- EXERCISE REQUIREMENTS: Each line below that contains "partners" should be counted; give the total alone.

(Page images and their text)
··········
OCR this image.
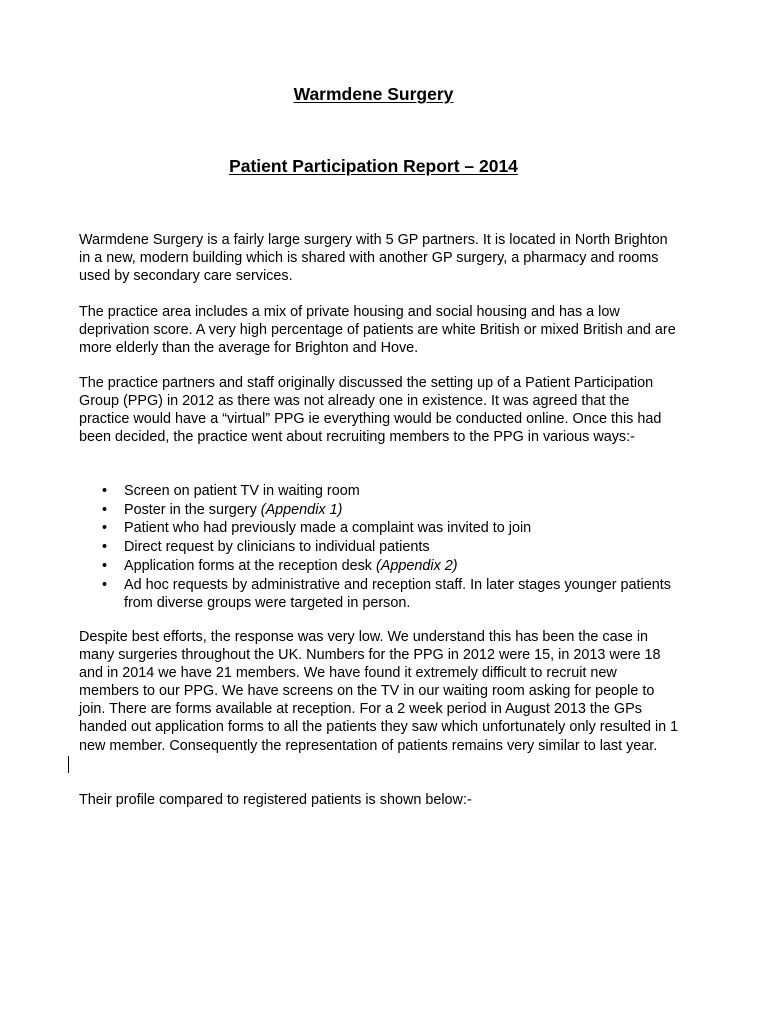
Warmdene Surgery
Patient Participation Report – 2014

Warmdene Surgery is a fairly large surgery with 5 GP partners. It is located in North Brighton in a new, modern building which is shared with another GP surgery, a pharmacy and rooms used by secondary care services.

The practice area includes a mix of private housing and social housing and has a low deprivation score. A very high percentage of patients are white British or mixed British and are more elderly than the average for Brighton and Hove.

The practice partners and staff originally discussed the setting up of a Patient Participation Group (PPG) in 2012 as there was not already one in existence. It was agreed that the practice would have a “virtual” PPG ie everything would be conducted online. Once this had been decided, the practice went about recruiting members to the PPG in various ways:-

• Screen on patient TV in waiting room
• Poster in the surgery (Appendix 1)
• Patient who had previously made a complaint was invited to join
• Direct request by clinicians to individual patients
• Application forms at the reception desk (Appendix 2)
• Ad hoc requests by administrative and reception staff. In later stages younger patients from diverse groups were targeted in person.

Despite best efforts, the response was very low. We understand this has been the case in many surgeries throughout the UK. Numbers for the PPG in 2012 were 15, in 2013 were 18 and in 2014 we have 21 members. We have found it extremely difficult to recruit new members to our PPG. We have screens on the TV in our waiting room asking for people to join. There are forms available at reception. For a 2 week period in August 2013 the GPs handed out application forms to all the patients they saw which unfortunately only resulted in 1 new member. Consequently the representation of patients remains very similar to last year.

Their profile compared to registered patients is shown below:-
··········
- ANSWER SPACE: 2